## [Request]
Here are records with pictures in them. Copy all of them exactly and leave the pictures out.

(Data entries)
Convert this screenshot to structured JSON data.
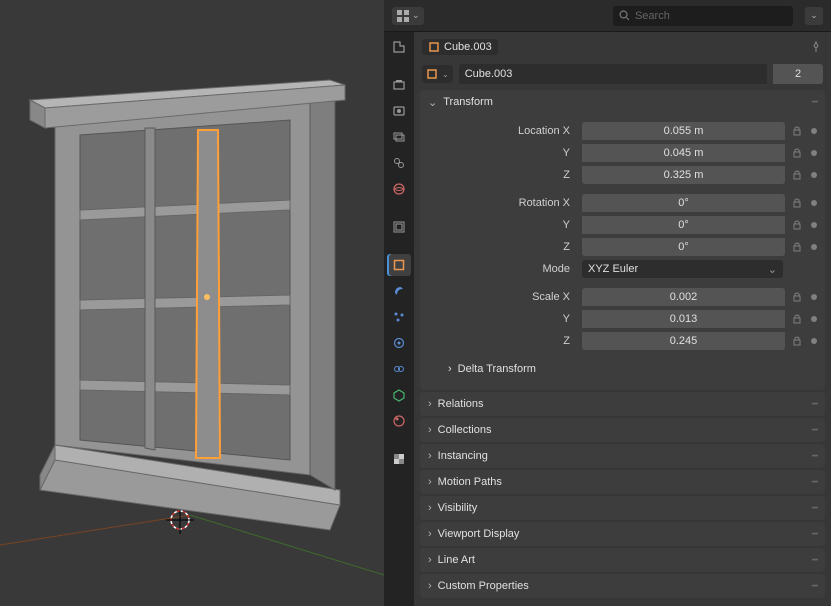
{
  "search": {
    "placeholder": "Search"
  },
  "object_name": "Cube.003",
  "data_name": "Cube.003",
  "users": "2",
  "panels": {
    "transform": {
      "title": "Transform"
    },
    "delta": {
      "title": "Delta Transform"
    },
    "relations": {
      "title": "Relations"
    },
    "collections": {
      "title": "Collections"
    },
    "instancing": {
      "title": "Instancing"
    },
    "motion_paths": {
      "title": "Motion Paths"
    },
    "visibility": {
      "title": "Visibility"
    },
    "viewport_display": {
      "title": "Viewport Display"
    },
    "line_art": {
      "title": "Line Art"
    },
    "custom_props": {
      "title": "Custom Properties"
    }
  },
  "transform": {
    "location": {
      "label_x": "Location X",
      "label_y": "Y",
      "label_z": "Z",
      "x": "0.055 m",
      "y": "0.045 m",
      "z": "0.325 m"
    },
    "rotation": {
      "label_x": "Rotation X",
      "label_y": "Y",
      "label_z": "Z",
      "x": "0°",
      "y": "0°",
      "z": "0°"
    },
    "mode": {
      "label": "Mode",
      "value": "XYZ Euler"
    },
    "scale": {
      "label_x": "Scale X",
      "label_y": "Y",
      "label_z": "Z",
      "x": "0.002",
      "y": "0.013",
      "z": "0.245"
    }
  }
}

## [Answer to this task]
Convert this screenshot to structured JSON data.
{
  "search": {
    "placeholder": "Search"
  },
  "object_name": "Cube.003",
  "data_name": "Cube.003",
  "users": "2",
  "panels": {
    "transform": {
      "title": "Transform"
    },
    "delta": {
      "title": "Delta Transform"
    },
    "relations": {
      "title": "Relations"
    },
    "collections": {
      "title": "Collections"
    },
    "instancing": {
      "title": "Instancing"
    },
    "motion_paths": {
      "title": "Motion Paths"
    },
    "visibility": {
      "title": "Visibility"
    },
    "viewport_display": {
      "title": "Viewport Display"
    },
    "line_art": {
      "title": "Line Art"
    },
    "custom_props": {
      "title": "Custom Properties"
    }
  },
  "transform": {
    "location": {
      "label_x": "Location X",
      "label_y": "Y",
      "label_z": "Z",
      "x": "0.055 m",
      "y": "0.045 m",
      "z": "0.325 m"
    },
    "rotation": {
      "label_x": "Rotation X",
      "label_y": "Y",
      "label_z": "Z",
      "x": "0°",
      "y": "0°",
      "z": "0°"
    },
    "mode": {
      "label": "Mode",
      "value": "XYZ Euler"
    },
    "scale": {
      "label_x": "Scale X",
      "label_y": "Y",
      "label_z": "Z",
      "x": "0.002",
      "y": "0.013",
      "z": "0.245"
    }
  }
}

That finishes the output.